▶ What is required
Your task is to copy the material exactly.

▶ Data shown
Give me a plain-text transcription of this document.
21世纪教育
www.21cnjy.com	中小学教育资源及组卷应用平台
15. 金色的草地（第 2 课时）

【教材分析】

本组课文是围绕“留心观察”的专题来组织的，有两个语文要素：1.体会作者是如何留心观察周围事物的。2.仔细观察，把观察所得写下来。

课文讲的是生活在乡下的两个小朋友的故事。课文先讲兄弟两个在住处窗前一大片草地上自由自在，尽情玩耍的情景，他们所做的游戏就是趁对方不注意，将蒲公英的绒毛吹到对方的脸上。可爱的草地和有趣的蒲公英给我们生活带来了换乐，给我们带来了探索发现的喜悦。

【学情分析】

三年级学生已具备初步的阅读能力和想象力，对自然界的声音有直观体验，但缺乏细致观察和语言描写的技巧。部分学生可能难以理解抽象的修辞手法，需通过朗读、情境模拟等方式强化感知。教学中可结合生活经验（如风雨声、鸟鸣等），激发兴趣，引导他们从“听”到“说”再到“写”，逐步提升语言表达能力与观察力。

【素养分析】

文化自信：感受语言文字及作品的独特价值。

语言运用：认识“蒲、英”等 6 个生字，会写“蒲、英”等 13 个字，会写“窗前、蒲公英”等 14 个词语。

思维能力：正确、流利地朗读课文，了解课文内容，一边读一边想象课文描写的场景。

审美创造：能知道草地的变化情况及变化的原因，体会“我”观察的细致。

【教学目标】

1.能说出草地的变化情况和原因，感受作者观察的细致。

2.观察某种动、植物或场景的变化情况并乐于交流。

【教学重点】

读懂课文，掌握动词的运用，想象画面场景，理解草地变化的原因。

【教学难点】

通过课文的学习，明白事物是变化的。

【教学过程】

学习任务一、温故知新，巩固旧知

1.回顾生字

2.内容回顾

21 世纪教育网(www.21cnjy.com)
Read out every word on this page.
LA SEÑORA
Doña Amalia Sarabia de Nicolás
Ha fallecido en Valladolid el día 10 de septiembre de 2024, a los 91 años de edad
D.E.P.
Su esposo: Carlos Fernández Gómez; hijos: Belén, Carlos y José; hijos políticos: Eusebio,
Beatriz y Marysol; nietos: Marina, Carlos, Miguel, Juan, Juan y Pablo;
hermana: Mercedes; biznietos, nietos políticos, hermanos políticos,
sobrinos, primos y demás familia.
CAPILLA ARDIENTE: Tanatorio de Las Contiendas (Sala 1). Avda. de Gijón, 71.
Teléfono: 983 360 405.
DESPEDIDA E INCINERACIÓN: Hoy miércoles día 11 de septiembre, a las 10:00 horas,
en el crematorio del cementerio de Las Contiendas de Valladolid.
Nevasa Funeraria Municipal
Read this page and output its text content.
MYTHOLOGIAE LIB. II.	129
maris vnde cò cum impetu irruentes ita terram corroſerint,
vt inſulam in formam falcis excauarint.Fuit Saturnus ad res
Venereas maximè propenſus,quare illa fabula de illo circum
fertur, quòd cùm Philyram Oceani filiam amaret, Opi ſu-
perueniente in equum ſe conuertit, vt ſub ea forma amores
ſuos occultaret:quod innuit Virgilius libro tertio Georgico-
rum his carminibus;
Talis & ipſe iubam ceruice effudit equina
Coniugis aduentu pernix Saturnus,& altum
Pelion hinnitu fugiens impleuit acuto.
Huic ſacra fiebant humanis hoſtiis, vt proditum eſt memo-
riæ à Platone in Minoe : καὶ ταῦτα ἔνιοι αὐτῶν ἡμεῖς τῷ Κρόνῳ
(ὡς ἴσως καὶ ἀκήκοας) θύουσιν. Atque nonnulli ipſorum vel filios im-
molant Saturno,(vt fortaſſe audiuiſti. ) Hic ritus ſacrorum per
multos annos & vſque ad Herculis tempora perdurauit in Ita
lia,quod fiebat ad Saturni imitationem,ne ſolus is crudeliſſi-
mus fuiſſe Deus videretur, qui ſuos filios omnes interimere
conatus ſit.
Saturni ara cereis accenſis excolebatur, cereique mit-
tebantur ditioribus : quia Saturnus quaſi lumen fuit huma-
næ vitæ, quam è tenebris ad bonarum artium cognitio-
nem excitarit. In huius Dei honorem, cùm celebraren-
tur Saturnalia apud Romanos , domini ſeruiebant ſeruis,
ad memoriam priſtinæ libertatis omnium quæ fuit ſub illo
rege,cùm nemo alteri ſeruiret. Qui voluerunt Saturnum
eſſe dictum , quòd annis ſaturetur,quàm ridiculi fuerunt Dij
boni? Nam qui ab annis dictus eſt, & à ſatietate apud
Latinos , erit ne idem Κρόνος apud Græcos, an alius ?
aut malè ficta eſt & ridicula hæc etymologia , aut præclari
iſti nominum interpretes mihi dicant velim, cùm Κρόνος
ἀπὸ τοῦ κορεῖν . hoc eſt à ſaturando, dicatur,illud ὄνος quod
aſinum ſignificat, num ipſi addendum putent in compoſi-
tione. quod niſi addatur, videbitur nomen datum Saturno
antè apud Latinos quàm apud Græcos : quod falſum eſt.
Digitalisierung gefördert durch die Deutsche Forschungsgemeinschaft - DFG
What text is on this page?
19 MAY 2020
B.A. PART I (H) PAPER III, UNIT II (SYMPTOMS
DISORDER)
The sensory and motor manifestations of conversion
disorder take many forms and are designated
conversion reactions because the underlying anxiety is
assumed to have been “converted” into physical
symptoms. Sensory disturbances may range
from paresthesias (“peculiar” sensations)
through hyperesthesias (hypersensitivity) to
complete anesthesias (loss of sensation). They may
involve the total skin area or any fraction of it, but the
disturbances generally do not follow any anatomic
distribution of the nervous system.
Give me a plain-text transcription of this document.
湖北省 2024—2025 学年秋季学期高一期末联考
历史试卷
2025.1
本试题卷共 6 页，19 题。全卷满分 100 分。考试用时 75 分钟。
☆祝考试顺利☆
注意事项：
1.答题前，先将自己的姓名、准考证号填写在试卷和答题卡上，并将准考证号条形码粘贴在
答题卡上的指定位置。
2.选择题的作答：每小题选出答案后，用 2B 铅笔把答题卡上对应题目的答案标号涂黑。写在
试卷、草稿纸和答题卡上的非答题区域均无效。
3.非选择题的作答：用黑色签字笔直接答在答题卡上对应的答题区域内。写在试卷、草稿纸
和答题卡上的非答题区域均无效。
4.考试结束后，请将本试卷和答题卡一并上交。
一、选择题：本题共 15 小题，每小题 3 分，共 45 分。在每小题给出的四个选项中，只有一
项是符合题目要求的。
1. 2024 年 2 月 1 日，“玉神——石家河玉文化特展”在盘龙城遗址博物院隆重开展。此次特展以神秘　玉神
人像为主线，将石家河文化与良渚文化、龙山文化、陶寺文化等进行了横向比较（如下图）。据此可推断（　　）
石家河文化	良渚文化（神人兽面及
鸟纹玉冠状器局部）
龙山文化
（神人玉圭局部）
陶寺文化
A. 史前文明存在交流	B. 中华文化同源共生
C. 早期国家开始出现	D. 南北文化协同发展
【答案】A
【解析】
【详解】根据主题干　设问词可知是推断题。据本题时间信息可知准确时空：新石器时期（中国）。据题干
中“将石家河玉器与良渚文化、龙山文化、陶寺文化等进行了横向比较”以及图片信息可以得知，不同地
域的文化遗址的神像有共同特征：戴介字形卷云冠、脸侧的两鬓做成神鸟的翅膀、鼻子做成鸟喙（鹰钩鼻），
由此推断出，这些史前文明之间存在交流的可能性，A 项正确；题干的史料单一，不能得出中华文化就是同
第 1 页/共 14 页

▶ Response below
Give me a plain-text transcription of this document.
21世纪教育
www.21cnjy.com	中小学教育资源及组卷应用平台
15. 金色的草地（第 2 课时）

【教材分析】

本组课文是围绕“留心观察”的专题来组织的，有两个语文要素：1.体会作者是如何留心观察周围事物的。2.仔细观察，把观察所得写下来。

课文讲的是生活在乡下的两个小朋友的故事。课文先讲兄弟两个在住处窗前一大片草地上自由自在，尽情玩耍的情景，他们所做的游戏就是趁对方不注意，将蒲公英的绒毛吹到对方的脸上。可爱的草地和有趣的蒲公英给我们生活带来了换乐，给我们带来了探索发现的喜悦。

【学情分析】

三年级学生已具备初步的阅读能力和想象力，对自然界的声音有直观体验，但缺乏细致观察和语言描写的技巧。部分学生可能难以理解抽象的修辞手法，需通过朗读、情境模拟等方式强化感知。教学中可结合生活经验（如风雨声、鸟鸣等），激发兴趣，引导他们从“听”到“说”再到“写”，逐步提升语言表达能力与观察力。

【素养分析】

文化自信：感受语言文字及作品的独特价值。

语言运用：认识“蒲、英”等 6 个生字，会写“蒲、英”等 13 个字，会写“窗前、蒲公英”等 14 个词语。

思维能力：正确、流利地朗读课文，了解课文内容，一边读一边想象课文描写的场景。

审美创造：能知道草地的变化情况及变化的原因，体会“我”观察的细致。

【教学目标】

1.能说出草地的变化情况和原因，感受作者观察的细致。

2.观察某种动、植物或场景的变化情况并乐于交流。

【教学重点】

读懂课文，掌握动词的运用，想象画面场景，理解草地变化的原因。

【教学难点】

通过课文的学习，明白事物是变化的。

【教学过程】

学习任务一、温故知新，巩固旧知

1.回顾生字

2.内容回顾

21 世纪教育网(www.21cnjy.com)
Read out every word on this page.
LA SEÑORA
Doña Amalia Sarabia de Nicolás
Ha fallecido en Valladolid el día 10 de septiembre de 2024, a los 91 años de edad
D.E.P.
Su esposo: Carlos Fernández Gómez; hijos: Belén, Carlos y José; hijos políticos: Eusebio,
Beatriz y Marysol; nietos: Marina, Carlos, Miguel, Juan, Juan y Pablo;
hermana: Mercedes; biznietos, nietos políticos, hermanos políticos,
sobrinos, primos y demás familia.
CAPILLA ARDIENTE: Tanatorio de Las Contiendas (Sala 1). Avda. de Gijón, 71.
Teléfono: 983 360 405.
DESPEDIDA E INCINERACIÓN: Hoy miércoles día 11 de septiembre, a las 10:00 horas,
en el crematorio del cementerio de Las Contiendas de Valladolid.
Nevasa Funeraria Municipal
Read this page and output its text content.
MYTHOLOGIAE LIB. II.	129
maris vnde cò cum impetu irruentes ita terram corroſerint,
vt inſulam in formam falcis excauarint.Fuit Saturnus ad res
Venereas maximè propenſus,quare illa fabula de illo circum
fertur, quòd cùm Philyram Oceani filiam amaret, Opi ſu-
perueniente in equum ſe conuertit, vt ſub ea forma amores
ſuos occultaret:quod innuit Virgilius libro tertio Georgico-
rum his carminibus;
Talis & ipſe iubam ceruice effudit equina
Coniugis aduentu pernix Saturnus,& altum
Pelion hinnitu fugiens impleuit acuto.
Huic ſacra fiebant humanis hoſtiis, vt proditum eſt memo-
riæ à Platone in Minoe : καὶ ταῦτα ἔνιοι αὐτῶν ἡμεῖς τῷ Κρόνῳ
(ὡς ἴσως καὶ ἀκήκοας) θύουσιν. Atque nonnulli ipſorum vel filios im-
molant Saturno,(vt fortaſſe audiuiſti. ) Hic ritus ſacrorum per
multos annos & vſque ad Herculis tempora perdurauit in Ita
lia,quod fiebat ad Saturni imitationem,ne ſolus is crudeliſſi-
mus fuiſſe Deus videretur, qui ſuos filios omnes interimere
conatus ſit.
Saturni ara cereis accenſis excolebatur, cereique mit-
tebantur ditioribus : quia Saturnus quaſi lumen fuit huma-
næ vitæ, quam è tenebris ad bonarum artium cognitio-
nem excitarit. In huius Dei honorem, cùm celebraren-
tur Saturnalia apud Romanos , domini ſeruiebant ſeruis,
ad memoriam priſtinæ libertatis omnium quæ fuit ſub illo
rege,cùm nemo alteri ſeruiret. Qui voluerunt Saturnum
eſſe dictum , quòd annis ſaturetur,quàm ridiculi fuerunt Dij
boni? Nam qui ab annis dictus eſt, & à ſatietate apud
Latinos , erit ne idem Κρόνος apud Græcos, an alius ?
aut malè ficta eſt & ridicula hæc etymologia , aut præclari
iſti nominum interpretes mihi dicant velim, cùm Κρόνος
ἀπὸ τοῦ κορεῖν . hoc eſt à ſaturando, dicatur,illud ὄνος quod
aſinum ſignificat, num ipſi addendum putent in compoſi-
tione. quod niſi addatur, videbitur nomen datum Saturno
antè apud Latinos quàm apud Græcos : quod falſum eſt.
Digitalisierung gefördert durch die Deutsche Forschungsgemeinschaft - DFG
What text is on this page?
19 MAY 2020
B.A. PART I (H) PAPER III, UNIT II (SYMPTOMS
DISORDER)
The sensory and motor manifestations of conversion
disorder take many forms and are designated
conversion reactions because the underlying anxiety is
assumed to have been “converted” into physical
symptoms. Sensory disturbances may range
from paresthesias (“peculiar” sensations)
through hyperesthesias (hypersensitivity) to
complete anesthesias (loss of sensation). They may
involve the total skin area or any fraction of it, but the
disturbances generally do not follow any anatomic
distribution of the nervous system.
Give me a plain-text transcription of this document.
湖北省 2024—2025 学年秋季学期高一期末联考
历史试卷
2025.1
本试题卷共 6 页，19 题。全卷满分 100 分。考试用时 75 分钟。
☆祝考试顺利☆
注意事项：
1.答题前，先将自己的姓名、准考证号填写在试卷和答题卡上，并将准考证号条形码粘贴在
答题卡上的指定位置。
2.选择题的作答：每小题选出答案后，用 2B 铅笔把答题卡上对应题目的答案标号涂黑。写在
试卷、草稿纸和答题卡上的非答题区域均无效。
3.非选择题的作答：用黑色签字笔直接答在答题卡上对应的答题区域内。写在试卷、草稿纸
和答题卡上的非答题区域均无效。
4.考试结束后，请将本试卷和答题卡一并上交。
一、选择题：本题共 15 小题，每小题 3 分，共 45 分。在每小题给出的四个选项中，只有一
项是符合题目要求的。
1. 2024 年 2 月 1 日，“玉神——石家河玉文化特展”在盘龙城遗址博物院隆重开展。此次特展以神秘　玉神
人像为主线，将石家河文化与良渚文化、龙山文化、陶寺文化等进行了横向比较（如下图）。据此可推断（　　）
石家河文化	良渚文化（神人兽面及
鸟纹玉冠状器局部）
龙山文化
（神人玉圭局部）
陶寺文化
A. 史前文明存在交流	B. 中华文化同源共生
C. 早期国家开始出现	D. 南北文化协同发展
【答案】A
【解析】
【详解】根据主题干　设问词可知是推断题。据本题时间信息可知准确时空：新石器时期（中国）。据题干
中“将石家河玉器与良渚文化、龙山文化、陶寺文化等进行了横向比较”以及图片信息可以得知，不同地
域的文化遗址的神像有共同特征：戴介字形卷云冠、脸侧的两鬓做成神鸟的翅膀、鼻子做成鸟喙（鹰钩鼻），
由此推断出，这些史前文明之间存在交流的可能性，A 项正确；题干的史料单一，不能得出中华文化就是同
第 1 页/共 14 页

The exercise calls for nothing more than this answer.